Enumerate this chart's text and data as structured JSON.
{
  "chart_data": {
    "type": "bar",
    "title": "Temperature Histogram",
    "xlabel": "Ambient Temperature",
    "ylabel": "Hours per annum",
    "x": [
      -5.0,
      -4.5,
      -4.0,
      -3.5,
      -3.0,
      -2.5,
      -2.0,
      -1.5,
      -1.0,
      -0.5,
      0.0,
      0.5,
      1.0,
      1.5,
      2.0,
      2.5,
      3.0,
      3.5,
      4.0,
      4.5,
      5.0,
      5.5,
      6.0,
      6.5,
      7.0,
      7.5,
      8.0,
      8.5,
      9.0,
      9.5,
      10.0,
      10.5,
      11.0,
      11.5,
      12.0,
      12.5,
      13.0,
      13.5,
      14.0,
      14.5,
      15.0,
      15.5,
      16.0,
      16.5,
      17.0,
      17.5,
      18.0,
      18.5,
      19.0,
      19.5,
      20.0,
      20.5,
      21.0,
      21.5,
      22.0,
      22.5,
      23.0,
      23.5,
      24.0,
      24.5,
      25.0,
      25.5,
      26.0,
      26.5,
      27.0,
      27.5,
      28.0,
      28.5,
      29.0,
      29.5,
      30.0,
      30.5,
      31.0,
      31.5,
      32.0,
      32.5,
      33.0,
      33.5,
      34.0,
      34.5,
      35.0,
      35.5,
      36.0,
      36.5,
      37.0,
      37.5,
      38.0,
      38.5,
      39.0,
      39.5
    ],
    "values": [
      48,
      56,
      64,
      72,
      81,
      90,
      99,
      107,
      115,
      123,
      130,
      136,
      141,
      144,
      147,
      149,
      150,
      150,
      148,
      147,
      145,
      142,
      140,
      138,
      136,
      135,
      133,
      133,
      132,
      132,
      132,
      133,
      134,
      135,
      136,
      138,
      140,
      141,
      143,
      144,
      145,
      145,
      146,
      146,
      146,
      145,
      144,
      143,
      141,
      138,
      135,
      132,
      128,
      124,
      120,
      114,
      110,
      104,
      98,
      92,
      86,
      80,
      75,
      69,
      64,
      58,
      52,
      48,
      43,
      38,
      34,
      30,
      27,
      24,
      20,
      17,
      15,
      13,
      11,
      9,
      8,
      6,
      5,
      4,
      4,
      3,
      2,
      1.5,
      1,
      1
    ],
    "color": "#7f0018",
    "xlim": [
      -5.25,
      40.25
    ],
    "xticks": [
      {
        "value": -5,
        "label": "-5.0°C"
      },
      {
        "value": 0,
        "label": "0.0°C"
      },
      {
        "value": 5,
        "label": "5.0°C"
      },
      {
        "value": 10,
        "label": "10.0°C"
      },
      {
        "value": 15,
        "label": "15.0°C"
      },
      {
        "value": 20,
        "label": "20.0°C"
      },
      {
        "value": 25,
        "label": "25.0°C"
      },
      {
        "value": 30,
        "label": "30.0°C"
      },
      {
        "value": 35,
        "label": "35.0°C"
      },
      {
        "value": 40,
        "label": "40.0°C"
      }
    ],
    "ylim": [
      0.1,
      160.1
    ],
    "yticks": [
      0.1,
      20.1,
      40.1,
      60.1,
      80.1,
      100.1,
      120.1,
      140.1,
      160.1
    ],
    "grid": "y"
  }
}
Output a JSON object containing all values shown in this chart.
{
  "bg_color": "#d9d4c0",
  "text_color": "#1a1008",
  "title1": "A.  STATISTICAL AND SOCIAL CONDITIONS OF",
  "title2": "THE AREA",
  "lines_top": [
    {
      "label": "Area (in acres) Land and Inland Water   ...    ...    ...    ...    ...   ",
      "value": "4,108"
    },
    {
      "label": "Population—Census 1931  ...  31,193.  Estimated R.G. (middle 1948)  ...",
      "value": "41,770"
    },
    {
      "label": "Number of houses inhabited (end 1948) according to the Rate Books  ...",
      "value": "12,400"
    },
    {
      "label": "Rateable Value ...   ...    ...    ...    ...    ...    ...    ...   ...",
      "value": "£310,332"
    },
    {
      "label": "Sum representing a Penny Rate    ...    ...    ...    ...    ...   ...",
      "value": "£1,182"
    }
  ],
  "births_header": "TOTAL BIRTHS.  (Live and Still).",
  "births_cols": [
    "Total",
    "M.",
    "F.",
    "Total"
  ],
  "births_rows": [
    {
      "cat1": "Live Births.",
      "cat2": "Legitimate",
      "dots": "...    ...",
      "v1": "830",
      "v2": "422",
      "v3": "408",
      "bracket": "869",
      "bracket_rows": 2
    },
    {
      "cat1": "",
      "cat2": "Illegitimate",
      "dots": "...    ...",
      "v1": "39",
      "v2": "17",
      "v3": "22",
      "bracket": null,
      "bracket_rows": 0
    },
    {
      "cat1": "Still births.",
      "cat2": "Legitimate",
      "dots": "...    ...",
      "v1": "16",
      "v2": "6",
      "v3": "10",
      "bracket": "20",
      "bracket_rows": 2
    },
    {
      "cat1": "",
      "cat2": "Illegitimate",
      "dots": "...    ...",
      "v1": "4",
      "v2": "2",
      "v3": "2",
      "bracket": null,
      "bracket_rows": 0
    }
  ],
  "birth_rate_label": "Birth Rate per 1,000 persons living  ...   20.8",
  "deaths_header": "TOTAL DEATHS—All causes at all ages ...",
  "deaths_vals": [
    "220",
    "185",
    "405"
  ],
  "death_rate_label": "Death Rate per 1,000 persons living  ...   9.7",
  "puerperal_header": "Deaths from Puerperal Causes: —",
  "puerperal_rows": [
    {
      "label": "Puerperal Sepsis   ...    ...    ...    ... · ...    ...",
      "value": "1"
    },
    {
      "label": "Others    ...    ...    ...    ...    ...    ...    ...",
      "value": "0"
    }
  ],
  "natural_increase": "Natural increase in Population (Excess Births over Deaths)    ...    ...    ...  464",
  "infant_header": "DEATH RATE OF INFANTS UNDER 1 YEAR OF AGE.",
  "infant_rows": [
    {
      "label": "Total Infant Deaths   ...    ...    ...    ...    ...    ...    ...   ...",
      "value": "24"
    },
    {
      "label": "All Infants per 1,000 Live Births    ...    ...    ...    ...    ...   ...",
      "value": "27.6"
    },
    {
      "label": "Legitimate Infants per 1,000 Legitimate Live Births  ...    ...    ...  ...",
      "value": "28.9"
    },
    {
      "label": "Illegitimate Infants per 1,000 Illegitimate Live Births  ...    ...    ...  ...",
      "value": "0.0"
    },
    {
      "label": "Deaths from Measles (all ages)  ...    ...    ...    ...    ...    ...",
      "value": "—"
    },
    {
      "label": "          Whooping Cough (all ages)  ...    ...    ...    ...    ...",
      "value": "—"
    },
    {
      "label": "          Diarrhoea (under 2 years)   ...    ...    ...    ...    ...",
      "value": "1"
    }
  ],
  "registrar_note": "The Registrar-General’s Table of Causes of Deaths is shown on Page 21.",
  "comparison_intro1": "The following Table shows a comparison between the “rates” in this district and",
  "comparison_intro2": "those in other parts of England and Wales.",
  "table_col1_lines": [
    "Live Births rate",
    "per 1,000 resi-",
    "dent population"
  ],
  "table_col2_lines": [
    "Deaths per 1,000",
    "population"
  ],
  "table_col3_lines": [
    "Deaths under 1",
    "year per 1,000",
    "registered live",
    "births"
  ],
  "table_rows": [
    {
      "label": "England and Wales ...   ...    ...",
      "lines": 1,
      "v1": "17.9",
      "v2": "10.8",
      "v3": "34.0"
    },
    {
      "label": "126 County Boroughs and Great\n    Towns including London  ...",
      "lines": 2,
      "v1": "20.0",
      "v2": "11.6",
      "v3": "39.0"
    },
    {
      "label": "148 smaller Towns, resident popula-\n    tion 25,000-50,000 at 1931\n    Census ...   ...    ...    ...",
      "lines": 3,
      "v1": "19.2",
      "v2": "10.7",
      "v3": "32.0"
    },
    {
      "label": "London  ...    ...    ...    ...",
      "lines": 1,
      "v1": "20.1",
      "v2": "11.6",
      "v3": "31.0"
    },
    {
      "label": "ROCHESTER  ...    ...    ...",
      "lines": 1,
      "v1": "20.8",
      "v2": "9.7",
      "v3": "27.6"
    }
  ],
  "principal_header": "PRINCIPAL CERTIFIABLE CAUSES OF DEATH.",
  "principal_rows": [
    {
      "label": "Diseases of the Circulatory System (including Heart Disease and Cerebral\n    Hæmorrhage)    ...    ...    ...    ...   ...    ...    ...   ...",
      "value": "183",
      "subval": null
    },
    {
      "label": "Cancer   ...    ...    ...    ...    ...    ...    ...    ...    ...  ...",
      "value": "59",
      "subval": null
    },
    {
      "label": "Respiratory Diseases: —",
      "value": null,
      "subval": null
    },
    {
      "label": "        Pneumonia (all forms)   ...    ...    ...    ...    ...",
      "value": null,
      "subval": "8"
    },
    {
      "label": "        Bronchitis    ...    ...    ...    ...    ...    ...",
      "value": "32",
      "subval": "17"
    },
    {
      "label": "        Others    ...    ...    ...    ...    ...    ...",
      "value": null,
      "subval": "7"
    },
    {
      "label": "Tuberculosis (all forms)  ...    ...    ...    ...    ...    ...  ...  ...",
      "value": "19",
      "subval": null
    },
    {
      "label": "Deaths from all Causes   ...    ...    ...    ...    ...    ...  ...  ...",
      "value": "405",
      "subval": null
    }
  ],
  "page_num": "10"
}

· · · · ·

* DO THIS *
Copy each line of the preceding data that contains the string "forms".

* EXERCISE OUTPUT *
      "label": "        Pneumonia (all forms)   ...    ...    ...    ...    ...",
      "label": "Tuberculosis (all forms)  ...    ...    ...    ...    ...    ...  ...  ...",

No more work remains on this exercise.